**AIM:**
From the entries below, copy out every line with "próza" in it.

[Records]
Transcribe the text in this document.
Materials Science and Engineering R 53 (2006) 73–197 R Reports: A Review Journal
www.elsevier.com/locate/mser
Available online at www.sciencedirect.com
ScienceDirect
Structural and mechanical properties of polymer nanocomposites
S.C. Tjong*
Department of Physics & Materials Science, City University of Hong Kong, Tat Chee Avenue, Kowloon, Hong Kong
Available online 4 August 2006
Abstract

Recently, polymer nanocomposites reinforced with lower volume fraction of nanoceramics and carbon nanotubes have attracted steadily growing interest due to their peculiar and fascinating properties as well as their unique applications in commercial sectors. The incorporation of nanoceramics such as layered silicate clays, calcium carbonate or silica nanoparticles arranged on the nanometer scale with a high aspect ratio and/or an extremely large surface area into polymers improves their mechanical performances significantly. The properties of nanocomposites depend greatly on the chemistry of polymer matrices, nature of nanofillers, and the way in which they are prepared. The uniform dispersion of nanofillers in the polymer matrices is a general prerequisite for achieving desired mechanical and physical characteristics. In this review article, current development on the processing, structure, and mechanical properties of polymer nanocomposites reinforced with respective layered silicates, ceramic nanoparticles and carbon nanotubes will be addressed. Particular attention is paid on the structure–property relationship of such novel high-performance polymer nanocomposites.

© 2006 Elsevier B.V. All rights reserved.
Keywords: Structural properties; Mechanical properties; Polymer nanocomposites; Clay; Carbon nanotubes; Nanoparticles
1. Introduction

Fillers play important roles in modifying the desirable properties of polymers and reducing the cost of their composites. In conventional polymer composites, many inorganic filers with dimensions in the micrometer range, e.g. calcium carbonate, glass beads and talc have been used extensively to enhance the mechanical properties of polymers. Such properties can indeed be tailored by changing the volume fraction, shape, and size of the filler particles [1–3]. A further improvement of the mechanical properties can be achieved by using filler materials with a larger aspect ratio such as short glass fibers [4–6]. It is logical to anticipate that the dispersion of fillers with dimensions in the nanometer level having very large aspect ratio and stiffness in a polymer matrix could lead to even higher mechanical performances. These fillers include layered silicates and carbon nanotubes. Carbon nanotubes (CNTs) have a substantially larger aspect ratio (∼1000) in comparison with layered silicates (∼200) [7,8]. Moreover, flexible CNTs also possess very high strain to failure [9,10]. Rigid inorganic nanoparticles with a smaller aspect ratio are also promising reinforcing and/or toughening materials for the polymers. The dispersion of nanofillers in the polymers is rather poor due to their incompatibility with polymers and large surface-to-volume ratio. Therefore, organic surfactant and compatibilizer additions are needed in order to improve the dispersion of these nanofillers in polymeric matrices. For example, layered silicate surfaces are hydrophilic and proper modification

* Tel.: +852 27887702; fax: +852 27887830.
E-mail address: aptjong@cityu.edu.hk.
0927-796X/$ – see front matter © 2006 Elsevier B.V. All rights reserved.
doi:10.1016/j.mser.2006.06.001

...

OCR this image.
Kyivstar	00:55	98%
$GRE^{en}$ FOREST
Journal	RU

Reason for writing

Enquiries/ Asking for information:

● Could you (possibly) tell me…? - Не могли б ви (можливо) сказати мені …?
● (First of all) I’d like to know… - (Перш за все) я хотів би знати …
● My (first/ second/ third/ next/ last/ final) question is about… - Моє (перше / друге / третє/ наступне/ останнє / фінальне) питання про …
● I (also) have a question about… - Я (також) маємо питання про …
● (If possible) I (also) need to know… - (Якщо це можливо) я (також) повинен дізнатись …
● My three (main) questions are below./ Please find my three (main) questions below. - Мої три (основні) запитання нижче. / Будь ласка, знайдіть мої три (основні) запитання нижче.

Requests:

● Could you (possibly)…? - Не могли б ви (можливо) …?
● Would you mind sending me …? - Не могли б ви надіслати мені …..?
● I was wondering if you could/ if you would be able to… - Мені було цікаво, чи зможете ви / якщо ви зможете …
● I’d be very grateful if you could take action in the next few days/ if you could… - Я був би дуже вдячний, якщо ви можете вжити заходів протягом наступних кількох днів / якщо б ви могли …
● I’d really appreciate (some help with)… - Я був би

...

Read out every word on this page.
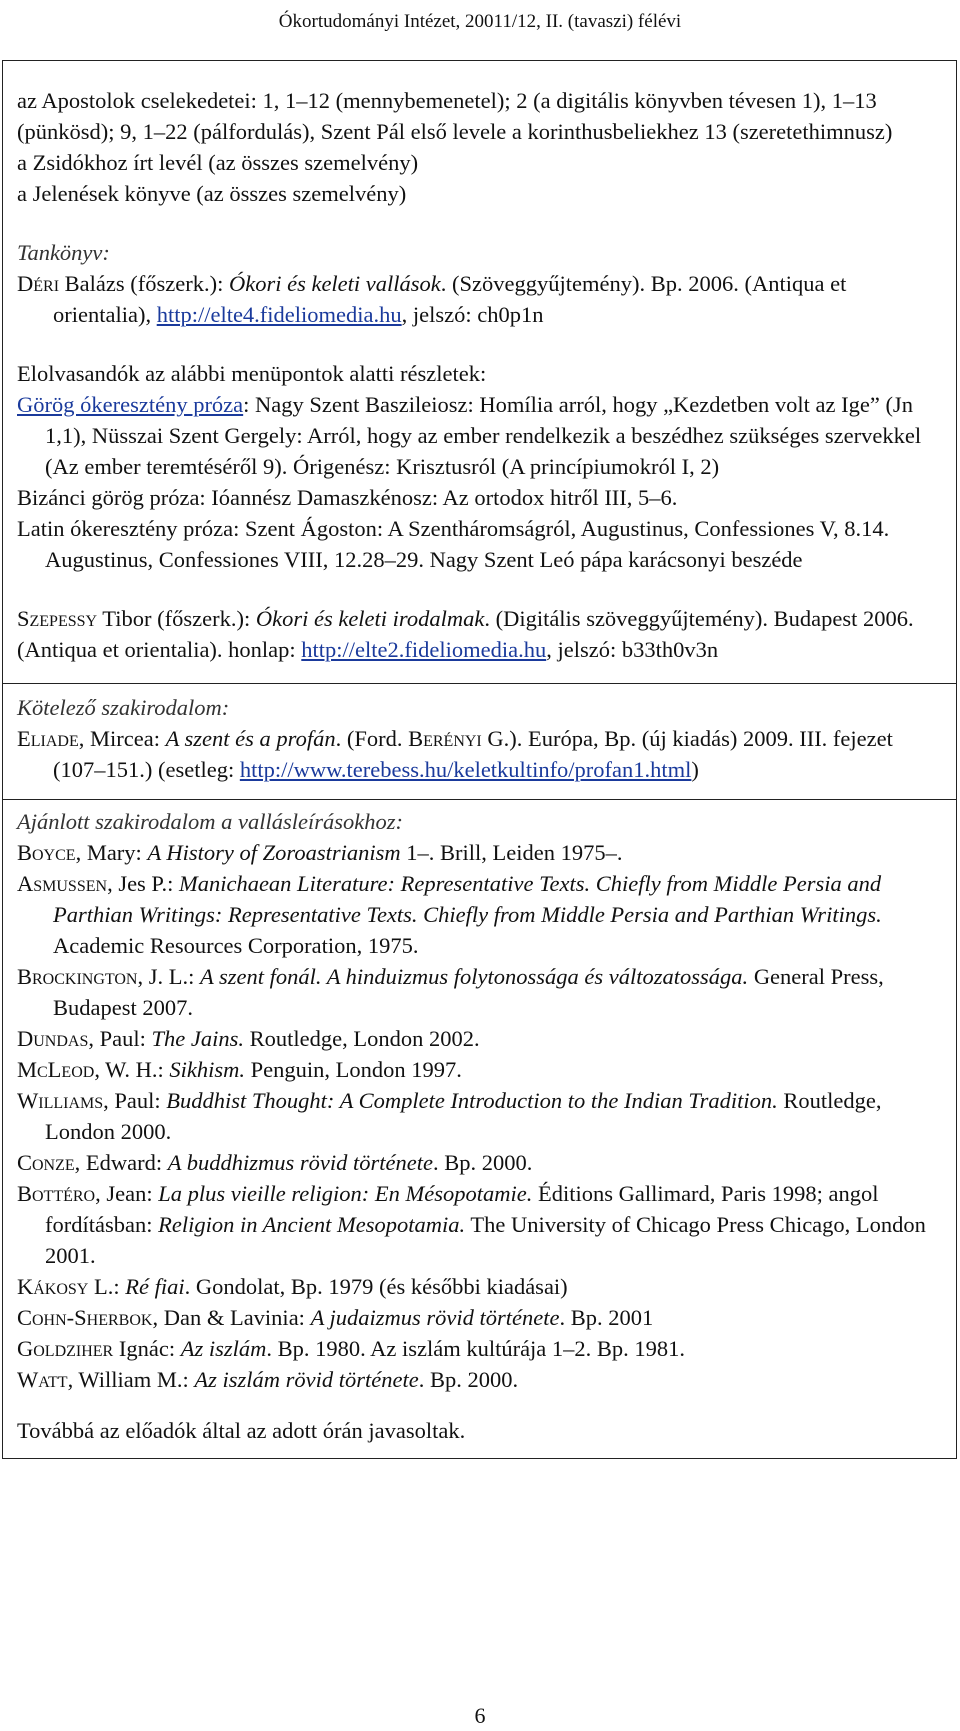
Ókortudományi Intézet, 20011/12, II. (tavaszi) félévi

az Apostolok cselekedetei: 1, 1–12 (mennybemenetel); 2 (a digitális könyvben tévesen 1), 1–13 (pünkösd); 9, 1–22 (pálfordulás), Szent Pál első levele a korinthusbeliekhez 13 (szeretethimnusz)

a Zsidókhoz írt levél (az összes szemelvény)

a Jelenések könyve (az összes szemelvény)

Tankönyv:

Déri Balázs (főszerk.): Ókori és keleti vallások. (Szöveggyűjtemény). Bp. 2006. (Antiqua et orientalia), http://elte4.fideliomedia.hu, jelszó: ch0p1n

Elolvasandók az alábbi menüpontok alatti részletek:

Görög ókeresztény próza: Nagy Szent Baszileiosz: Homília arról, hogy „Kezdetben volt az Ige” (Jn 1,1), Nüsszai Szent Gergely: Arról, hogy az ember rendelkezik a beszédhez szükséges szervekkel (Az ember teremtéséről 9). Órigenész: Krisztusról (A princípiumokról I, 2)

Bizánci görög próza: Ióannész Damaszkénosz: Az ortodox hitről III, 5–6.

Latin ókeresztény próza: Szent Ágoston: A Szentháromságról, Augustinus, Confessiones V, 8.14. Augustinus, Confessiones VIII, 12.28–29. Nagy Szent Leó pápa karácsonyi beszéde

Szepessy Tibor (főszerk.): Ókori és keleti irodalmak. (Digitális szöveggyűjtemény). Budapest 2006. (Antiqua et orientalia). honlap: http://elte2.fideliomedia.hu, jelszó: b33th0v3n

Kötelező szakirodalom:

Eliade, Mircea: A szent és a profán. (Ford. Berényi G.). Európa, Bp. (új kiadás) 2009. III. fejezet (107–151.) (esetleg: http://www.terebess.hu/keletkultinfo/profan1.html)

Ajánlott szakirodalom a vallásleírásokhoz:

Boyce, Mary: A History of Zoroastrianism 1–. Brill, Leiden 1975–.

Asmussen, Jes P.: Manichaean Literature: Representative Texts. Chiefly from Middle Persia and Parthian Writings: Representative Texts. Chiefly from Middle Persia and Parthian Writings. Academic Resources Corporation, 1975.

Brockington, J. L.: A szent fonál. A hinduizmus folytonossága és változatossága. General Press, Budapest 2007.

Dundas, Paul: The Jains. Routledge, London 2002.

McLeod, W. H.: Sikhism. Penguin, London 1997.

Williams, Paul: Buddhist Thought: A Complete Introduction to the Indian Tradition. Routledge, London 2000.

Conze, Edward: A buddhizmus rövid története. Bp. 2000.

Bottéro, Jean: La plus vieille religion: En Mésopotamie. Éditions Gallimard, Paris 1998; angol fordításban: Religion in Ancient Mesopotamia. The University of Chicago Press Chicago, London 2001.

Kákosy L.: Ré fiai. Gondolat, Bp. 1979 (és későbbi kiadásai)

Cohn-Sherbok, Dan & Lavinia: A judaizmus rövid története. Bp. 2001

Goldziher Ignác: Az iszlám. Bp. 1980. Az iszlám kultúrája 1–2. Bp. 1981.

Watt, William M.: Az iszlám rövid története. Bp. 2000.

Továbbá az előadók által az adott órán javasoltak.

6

**REPLY:**
Görög ókeresztény próza: Nagy Szent Baszileiosz: Homília arról, hogy „Kezdetben volt az Ige” (Jn 1,1), Nüsszai Szent Gergely: Arról, hogy az ember rendelkezik a beszédhez szükséges szervekkel (Az ember teremtéséről 9). Órigenész: Krisztusról (A princípiumokról I, 2)
Bizánci görög próza: Ióannész Damaszkénosz: Az ortodox hitről III, 5–6.
Latin ókeresztény próza: Szent Ágoston: A Szentháromságról, Augustinus, Confessiones V, 8.14. Augustinus, Confessiones VIII, 12.28–29. Nagy Szent Leó pápa karácsonyi beszéde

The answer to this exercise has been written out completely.